::: SOURCE RECORDS

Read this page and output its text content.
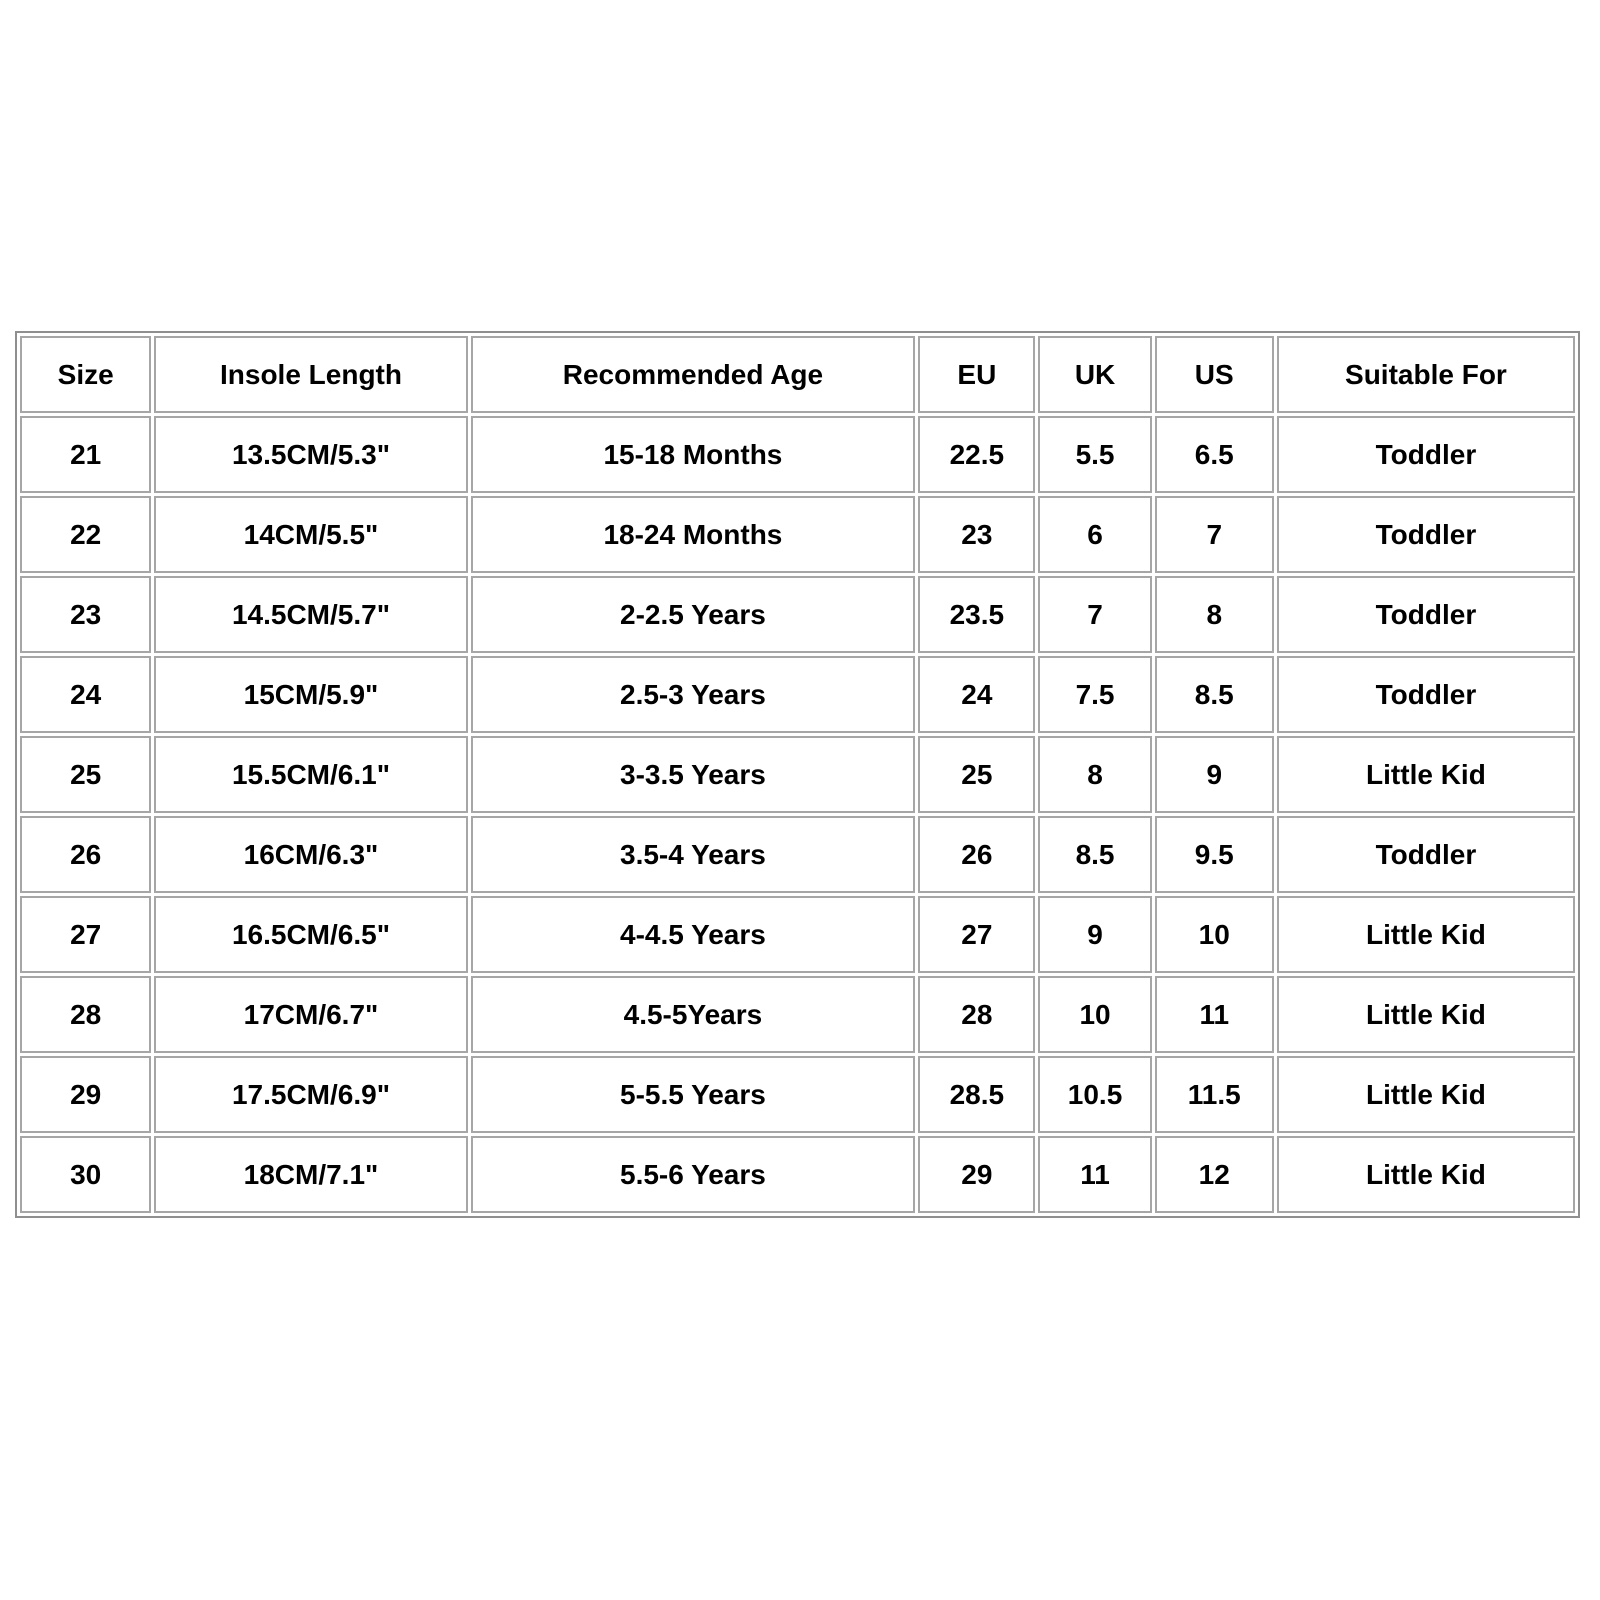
Size	Insole Length	Recommended Age	EU	UK	US	Suitable For
21	13.5CM/5.3"	15-18 Months	22.5	5.5	6.5	Toddler
22	14CM/5.5"	18-24 Months	23	6	7	Toddler
23	14.5CM/5.7"	2-2.5 Years	23.5	7	8	Toddler
24	15CM/5.9"	2.5-3 Years	24	7.5	8.5	Toddler
25	15.5CM/6.1"	3-3.5 Years	25	8	9	Little Kid
26	16CM/6.3"	3.5-4 Years	26	8.5	9.5	Toddler
27	16.5CM/6.5"	4-4.5 Years	27	9	10	Little Kid
28	17CM/6.7"	4.5-5Years	28	10	11	Little Kid
29	17.5CM/6.9"	5-5.5 Years	28.5	10.5	11.5	Little Kid
30	18CM/7.1"	5.5-6 Years	29	11	12	Little Kid
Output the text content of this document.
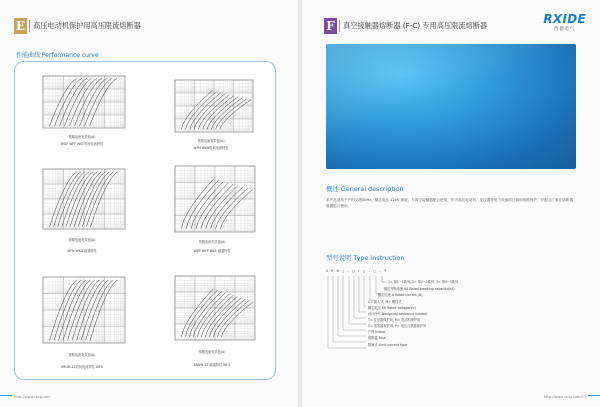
E 高压电动机保护用高压限流熔断器
性能曲线 Performance curve
预期电流有效值(A)
WDF WFF WKF时间电流特性
预期电流有效值(A)
WFN WKN时间电流特性
预期电流有效值(A)
WFN WKN 融通特性
预期电流有效值(A)
WDF WFF WKF 融通特性
预期电流有效值(A)
XRNM-12时间电流特性 WFX
预期电流有效值(A)
XRNM-12 融通特性 WFX
http://www.rxng.com
F	真空接触器熔断器 (F-C) 专用高压限流熔断器	RXIDE
西德电气
概述 General description
本产品适用于户内交流50Hz、额定电压 12kV 系统，与真空接触器配合使用，作为高压电动机、变压器等电力设备的过载和短路保护，并配合厂家在熔断器电器组合使用。
型号说明 Type Instruction
X R N □ - □ / □ - □ - Y
1= 第1~1系列, 2= 第2~2系列, 3= 第3~3系列
额定开断电流 KA Rated breaking capacity(kA)
额定电流 A Rated current (A)
C= 插入式, M= 螺栓式
额定电压 KV Rated voltage(kV)
设计序号 Designing sequence number
T= 变压器保护用, M= 电动机保护用
C= 电容器保护用, P= 电压互感器保护用
户内 Indoor
熔断器 Fuse
限流式 Limit current type
http://www.rxng.com/27
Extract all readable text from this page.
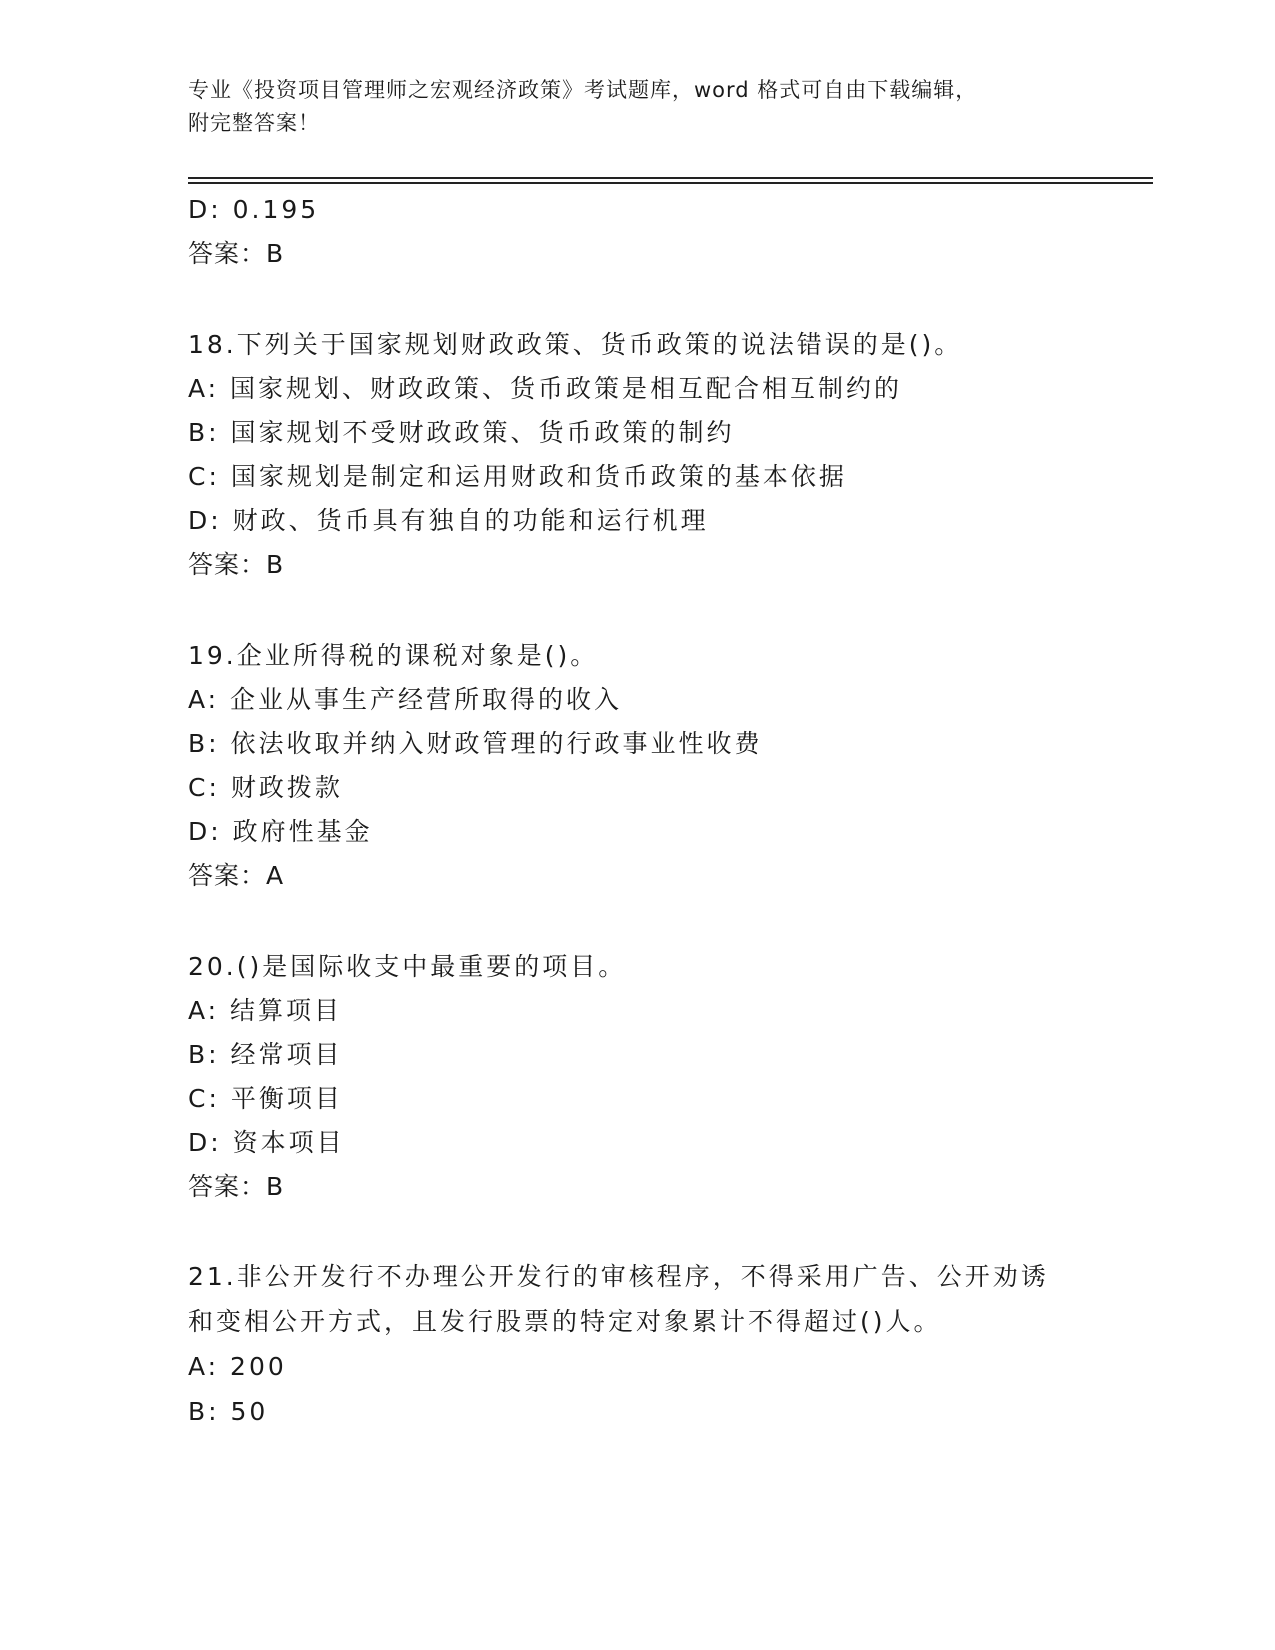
专业《投资项目管理师之宏观经济政策》考试题库，word 格式可自由下载编辑，
附完整答案！
D: 0.195
答案：B
18.下列关于国家规划财政政策、货币政策的说法错误的是()。
A: 国家规划、财政政策、货币政策是相互配合相互制约的
B: 国家规划不受财政政策、货币政策的制约
C: 国家规划是制定和运用财政和货币政策的基本依据
D: 财政、货币具有独自的功能和运行机理
答案：B
19.企业所得税的课税对象是()。
A: 企业从事生产经营所取得的收入
B: 依法收取并纳入财政管理的行政事业性收费
C: 财政拨款
D: 政府性基金
答案：A
20.()是国际收支中最重要的项目。
A: 结算项目
B: 经常项目
C: 平衡项目
D: 资本项目
答案：B
21.非公开发行不办理公开发行的审核程序，不得采用广告、公开劝诱
和变相公开方式，且发行股票的特定对象累计不得超过()人。
A: 200
B: 50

::::::

● PROBLEM STATEMENT
Check each line of the entries above for the word "Months". List the ones that have it.

● SOLUTION TO THIS EXERCISE
21	13.5CM/5.3"	15-18 Months	22.5	5.5	6.5	Toddler
22	14CM/5.5"	18-24 Months	23	6	7	Toddler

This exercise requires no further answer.